[Text passage — start]

Skip to content

features2peptides: Peptide Normalization

The features2peptides command normalizes feature-level mass spectrometry data into peptide intensities. This is the first step of the two-step pipeline, giving you fine-grained control over normalization before protein quantification.

Basic Usage

mokume features2peptides \
    -p features.parquet \
    -s experiment.sdrf.tsv \
    --nmethod median \
    --pnmethod globalMedian \
    --output peptides.csv
from mokume.normalization.peptide import peptide_normalization

peptide_normalization(
    parquet="features.parquet",
    sdrf="experiment.sdrf.tsv",
    nmethod="median",
    pnmethod="globalMedian",
    output="peptides.csv",
)

Processing Steps

The command performs these steps in order:

  1. Parse protein identifiers and retain unique peptides
  2. Remove entries with empty intensity or condition
  3. Filter peptides by minimum amino acid length
  4. Remove low-confidence proteins (< min unique peptides)
  5. Optionally remove decoys, contaminants, and specified proteins
  6. Normalize at feature level between MS runs (--nmethod)
  7. Merge peptidoforms across fractions and technical replicates
  8. Normalize at sample level (--pnmethod)
  9. Remove low-frequency peptides (optional)
  10. Assemble peptidoforms to peptides
  11. Optional log2 transformation

Normalization Methods

Feature-Level (--nmethod)

Method Description
median Normalize by median across MS runs (default)
mean Normalize by mean across MS runs
iqr Normalize by interquartile range
none Skip feature normalization

Sample-Level (--pnmethod)

Method Description
globalMedian Adjust all samples to global median (default)

[Text passage — finish]
[Excerpted data — start]

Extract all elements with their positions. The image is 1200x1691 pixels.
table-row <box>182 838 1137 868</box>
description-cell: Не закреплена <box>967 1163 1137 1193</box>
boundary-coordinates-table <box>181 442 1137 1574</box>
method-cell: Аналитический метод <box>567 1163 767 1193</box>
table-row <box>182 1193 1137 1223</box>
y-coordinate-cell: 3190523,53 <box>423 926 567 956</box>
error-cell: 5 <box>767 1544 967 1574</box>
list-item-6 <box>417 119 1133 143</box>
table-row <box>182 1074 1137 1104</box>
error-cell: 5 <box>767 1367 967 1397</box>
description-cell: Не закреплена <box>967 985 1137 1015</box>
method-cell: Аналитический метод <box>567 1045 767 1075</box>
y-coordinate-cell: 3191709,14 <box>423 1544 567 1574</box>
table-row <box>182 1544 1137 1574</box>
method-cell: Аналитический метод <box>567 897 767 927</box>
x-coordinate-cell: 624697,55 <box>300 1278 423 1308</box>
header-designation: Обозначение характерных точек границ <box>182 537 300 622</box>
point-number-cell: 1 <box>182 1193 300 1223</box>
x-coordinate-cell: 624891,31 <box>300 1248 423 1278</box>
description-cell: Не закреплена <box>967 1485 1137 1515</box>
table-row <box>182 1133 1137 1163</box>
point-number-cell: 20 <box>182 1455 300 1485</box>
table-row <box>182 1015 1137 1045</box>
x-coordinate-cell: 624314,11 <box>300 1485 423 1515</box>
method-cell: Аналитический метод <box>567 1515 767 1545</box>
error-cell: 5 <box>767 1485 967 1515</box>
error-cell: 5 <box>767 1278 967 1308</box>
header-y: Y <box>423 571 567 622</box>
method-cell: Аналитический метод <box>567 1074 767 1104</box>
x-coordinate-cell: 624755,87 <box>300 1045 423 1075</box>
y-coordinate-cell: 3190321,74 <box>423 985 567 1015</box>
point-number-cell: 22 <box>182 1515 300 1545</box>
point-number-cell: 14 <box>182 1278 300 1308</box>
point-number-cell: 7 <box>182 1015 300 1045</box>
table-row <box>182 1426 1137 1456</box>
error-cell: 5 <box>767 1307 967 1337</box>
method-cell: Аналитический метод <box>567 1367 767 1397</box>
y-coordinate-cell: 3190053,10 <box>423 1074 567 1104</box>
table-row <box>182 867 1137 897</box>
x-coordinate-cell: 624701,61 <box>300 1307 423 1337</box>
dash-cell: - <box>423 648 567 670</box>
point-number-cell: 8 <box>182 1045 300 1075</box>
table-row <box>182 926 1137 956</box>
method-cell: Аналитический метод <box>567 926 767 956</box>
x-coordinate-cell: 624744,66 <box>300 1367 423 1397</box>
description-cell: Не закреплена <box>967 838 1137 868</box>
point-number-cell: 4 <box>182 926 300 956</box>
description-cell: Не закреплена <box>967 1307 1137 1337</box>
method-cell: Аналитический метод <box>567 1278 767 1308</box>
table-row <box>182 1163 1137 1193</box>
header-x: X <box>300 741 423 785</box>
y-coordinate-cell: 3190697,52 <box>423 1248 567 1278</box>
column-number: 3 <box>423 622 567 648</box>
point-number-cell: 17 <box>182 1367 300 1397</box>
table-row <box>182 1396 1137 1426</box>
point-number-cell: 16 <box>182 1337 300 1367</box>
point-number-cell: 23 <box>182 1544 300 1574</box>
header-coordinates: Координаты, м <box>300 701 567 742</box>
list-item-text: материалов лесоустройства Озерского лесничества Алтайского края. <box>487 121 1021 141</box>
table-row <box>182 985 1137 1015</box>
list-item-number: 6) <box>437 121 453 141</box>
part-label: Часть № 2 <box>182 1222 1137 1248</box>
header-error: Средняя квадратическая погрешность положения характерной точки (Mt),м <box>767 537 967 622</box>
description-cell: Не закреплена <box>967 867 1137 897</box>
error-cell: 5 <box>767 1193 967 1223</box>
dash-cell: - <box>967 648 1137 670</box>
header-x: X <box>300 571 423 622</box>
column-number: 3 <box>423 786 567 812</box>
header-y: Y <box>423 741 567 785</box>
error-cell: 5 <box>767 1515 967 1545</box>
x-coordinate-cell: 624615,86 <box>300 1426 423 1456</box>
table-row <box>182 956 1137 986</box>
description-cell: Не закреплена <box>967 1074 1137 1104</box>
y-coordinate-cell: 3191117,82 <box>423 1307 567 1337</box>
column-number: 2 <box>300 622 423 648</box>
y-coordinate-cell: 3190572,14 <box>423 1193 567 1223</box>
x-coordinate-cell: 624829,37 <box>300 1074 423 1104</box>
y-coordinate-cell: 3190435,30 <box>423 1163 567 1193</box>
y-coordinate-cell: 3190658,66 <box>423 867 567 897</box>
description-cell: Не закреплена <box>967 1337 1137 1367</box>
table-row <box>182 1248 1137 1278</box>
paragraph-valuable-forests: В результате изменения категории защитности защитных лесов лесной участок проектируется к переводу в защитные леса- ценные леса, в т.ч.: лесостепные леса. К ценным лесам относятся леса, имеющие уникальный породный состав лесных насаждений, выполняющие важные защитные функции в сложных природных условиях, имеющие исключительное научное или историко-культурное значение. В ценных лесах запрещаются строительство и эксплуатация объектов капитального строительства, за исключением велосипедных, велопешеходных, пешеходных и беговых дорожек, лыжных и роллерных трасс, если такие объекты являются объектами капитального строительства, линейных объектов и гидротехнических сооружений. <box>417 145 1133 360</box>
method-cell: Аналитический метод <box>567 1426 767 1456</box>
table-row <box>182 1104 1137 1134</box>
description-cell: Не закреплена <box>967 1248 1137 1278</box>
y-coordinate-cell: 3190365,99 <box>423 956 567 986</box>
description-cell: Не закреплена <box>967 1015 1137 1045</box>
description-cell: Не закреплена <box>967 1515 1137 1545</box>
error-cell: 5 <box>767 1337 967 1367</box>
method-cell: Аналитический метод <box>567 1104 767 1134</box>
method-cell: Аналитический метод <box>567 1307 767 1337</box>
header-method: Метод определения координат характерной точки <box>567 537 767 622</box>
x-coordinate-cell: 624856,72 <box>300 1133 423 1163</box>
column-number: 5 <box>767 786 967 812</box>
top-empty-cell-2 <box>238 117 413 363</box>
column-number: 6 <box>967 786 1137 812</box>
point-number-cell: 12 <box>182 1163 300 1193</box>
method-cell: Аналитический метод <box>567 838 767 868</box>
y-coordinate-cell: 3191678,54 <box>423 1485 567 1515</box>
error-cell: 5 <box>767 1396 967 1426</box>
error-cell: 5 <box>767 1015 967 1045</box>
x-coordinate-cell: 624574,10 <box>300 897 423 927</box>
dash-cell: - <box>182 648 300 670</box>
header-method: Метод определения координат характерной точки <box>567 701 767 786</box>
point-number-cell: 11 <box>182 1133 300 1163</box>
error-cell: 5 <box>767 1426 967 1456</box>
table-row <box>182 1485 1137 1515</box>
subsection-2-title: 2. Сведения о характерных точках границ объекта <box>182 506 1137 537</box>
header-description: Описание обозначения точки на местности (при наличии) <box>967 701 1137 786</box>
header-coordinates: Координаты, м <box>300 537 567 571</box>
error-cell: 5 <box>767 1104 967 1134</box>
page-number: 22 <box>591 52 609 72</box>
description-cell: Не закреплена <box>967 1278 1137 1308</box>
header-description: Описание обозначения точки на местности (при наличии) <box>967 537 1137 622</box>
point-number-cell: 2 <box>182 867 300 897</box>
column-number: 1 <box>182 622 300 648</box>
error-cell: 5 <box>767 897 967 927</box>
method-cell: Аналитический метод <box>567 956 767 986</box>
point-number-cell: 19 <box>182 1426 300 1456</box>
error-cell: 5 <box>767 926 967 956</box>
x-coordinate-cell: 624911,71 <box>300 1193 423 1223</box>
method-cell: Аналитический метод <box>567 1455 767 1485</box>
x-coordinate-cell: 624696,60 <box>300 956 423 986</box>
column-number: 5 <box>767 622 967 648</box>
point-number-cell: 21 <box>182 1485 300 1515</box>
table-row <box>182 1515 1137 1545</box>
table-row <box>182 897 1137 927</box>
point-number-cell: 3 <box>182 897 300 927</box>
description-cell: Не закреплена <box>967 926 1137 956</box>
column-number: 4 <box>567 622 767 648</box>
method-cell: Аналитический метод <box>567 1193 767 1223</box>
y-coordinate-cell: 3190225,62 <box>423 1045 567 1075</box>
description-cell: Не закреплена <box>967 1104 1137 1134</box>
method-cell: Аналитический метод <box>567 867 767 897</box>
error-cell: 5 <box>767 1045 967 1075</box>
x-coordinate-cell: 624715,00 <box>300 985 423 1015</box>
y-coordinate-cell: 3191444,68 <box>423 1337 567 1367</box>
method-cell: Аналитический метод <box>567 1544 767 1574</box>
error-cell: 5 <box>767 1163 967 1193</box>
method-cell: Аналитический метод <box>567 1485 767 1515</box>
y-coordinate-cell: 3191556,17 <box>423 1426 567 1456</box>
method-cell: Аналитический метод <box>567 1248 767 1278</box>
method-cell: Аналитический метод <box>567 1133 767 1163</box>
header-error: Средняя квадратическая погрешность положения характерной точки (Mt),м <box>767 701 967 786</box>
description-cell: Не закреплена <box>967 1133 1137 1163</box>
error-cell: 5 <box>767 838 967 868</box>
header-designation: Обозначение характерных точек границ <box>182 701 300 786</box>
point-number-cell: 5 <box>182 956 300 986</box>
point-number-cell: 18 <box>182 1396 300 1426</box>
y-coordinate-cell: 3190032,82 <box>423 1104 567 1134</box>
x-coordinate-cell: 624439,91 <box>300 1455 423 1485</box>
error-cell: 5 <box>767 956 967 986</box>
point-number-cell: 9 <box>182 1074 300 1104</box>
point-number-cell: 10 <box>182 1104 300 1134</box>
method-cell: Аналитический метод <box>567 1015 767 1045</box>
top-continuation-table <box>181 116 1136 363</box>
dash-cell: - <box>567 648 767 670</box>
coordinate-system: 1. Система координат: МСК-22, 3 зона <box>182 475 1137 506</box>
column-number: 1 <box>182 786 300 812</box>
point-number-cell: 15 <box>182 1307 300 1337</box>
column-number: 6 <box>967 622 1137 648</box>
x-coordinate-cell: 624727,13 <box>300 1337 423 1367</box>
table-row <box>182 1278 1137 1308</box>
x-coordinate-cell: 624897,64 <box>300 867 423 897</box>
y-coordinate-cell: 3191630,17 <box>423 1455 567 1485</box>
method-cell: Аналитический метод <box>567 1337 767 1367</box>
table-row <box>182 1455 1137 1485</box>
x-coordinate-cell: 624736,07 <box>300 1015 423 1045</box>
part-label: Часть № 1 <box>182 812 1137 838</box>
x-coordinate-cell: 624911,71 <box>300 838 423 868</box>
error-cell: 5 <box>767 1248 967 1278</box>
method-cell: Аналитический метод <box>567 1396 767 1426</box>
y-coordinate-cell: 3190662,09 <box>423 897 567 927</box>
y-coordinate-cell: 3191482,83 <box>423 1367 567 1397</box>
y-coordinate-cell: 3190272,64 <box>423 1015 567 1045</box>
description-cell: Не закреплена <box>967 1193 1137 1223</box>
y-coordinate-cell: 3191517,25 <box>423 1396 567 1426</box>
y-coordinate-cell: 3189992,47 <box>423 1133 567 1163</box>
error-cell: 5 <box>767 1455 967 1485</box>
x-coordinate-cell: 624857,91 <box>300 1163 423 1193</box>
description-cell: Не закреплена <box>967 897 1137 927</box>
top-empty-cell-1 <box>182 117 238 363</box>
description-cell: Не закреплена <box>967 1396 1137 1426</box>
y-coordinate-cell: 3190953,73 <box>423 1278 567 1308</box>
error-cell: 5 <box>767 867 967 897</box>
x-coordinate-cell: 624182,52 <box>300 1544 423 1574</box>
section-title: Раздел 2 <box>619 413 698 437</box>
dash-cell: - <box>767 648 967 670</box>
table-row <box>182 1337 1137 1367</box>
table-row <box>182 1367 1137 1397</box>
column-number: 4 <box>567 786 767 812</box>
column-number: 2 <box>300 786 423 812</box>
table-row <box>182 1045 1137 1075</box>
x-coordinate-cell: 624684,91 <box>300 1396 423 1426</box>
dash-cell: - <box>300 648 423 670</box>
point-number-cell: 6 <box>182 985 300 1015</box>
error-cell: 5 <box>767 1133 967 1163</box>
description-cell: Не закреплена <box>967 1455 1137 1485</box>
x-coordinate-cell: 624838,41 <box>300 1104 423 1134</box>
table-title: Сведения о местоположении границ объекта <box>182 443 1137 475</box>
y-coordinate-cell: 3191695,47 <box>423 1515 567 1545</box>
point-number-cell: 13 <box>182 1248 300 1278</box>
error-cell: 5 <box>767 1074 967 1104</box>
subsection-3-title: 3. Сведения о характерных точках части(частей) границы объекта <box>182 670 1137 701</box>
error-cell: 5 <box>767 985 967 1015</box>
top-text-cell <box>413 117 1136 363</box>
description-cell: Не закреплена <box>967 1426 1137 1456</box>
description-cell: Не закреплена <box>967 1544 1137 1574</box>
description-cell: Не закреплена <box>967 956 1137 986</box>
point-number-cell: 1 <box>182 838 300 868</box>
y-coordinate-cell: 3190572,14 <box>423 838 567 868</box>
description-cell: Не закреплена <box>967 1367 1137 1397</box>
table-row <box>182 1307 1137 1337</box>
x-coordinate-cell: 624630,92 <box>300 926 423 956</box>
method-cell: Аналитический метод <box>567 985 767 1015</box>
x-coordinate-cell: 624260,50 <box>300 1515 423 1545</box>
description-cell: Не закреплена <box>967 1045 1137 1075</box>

[Excerpted data — finish]

Exercise 1: Can you reproduce the part of the features2peptides page that opens with the words containing "Processing Steps" and closes with "MS runs (--nmethod)", switching "decoys" to "decoy sequences"?
Exercise 2: Will you proceed with the features2peptides page from the point where it stops?

Answer 1:
Processing Steps

The command performs these steps in order:

  1. Parse protein identifiers and retain unique peptides
  2. Remove entries with empty intensity or condition
  3. Filter peptides by minimum amino acid length
  4. Remove low-confidence proteins (< min unique peptides)
  5. Optionally remove decoy sequences, contaminants, and specified proteins
  6. Normalize at feature level between MS runs (--nmethod)

Answer 2:
conditionMedian Adjust samples within each condition
hierarchical DirectLFQ-style hierarchical clustering normalization
none Skip sample normalization

Filtering Options

mokume features2peptides \
    -p features.parquet \
    -s experiment.sdrf.tsv \
    --min_aa 7 \
    --min_unique 2 \
    --remove_decoy_contaminants \
    --remove_low_frequency_peptides \
    --output peptides.csv
Option Default Description
--min_aa 7 Minimum amino acid length
--min_unique 2 Minimum unique peptides per protein
--remove_decoy_contaminants off Remove decoys and contaminants
--remove_low_frequency_peptides off Remove peptides in <20% of samples
--remove_ids none File with protein IDs to exclude

Preprocessing Filters

For more advanced filtering, use a YAML/JSON configuration file:

# Generate example configuration
mokume features2peptides --generate-filter-config filters.yaml

# Use filter configuration
mokume features2peptides \
    -p features.parquet \
    -s experiment.sdrf.tsv \
    --filter-config filters.yaml \
    --output peptides.csv

# CLI overrides (take precedence over config file)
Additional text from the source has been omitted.